Saved entries:
##############################

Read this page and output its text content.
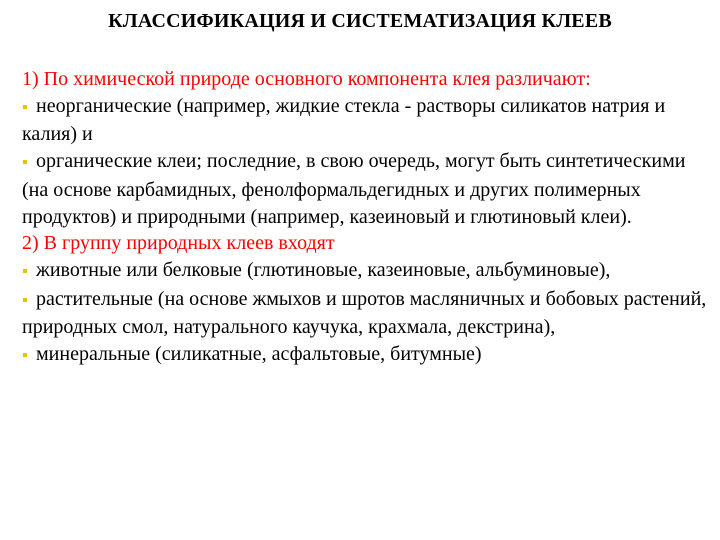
КЛАССИФИКАЦИЯ И СИСТЕМАТИЗАЦИЯ КЛЕЕВ

1) По химической природе основного компонента клея различают:

▪ неорганические (например, жидкие стекла - растворы силикатов натрия и калия) и
▪ органические клеи; последние, в свою очередь, могут быть синтетическими (на основе карбамидных, фенолформальдегидных и других полимерных продуктов) и природными (например, казеиновый и глютиновый клеи).

2) В группу природных клеев входят

▪ животные или белковые (глютиновые, казеиновые, альбуминовые),
▪ растительные (на основе жмыхов и шротов масляничных и бобовых растений, природных смол, натурального каучука, крахмала, декстрина),
▪ минеральные (силикатные, асфальтовые, битумные)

##############################

» **Task details**: The listing above needs to be output again exactly. Don't include the pictures.

» **Answer in full**:
Read this page and output its text content.
КЛАССИФИКАЦИЯ И СИСТЕМАТИЗАЦИЯ КЛЕЕВ

1) По химической природе основного компонента клея различают:

▪ неорганические (например, жидкие стекла - растворы силикатов натрия и калия) и
▪ органические клеи; последние, в свою очередь, могут быть синтетическими (на основе карбамидных, фенолформальдегидных и других полимерных продуктов) и природными (например, казеиновый и глютиновый клеи).

2) В группу природных клеев входят

▪ животные или белковые (глютиновые, казеиновые, альбуминовые),
▪ растительные (на основе жмыхов и шротов масляничных и бобовых растений, природных смол, натурального каучука, крахмала, декстрина),
▪ минеральные (силикатные, асфальтовые, битумные)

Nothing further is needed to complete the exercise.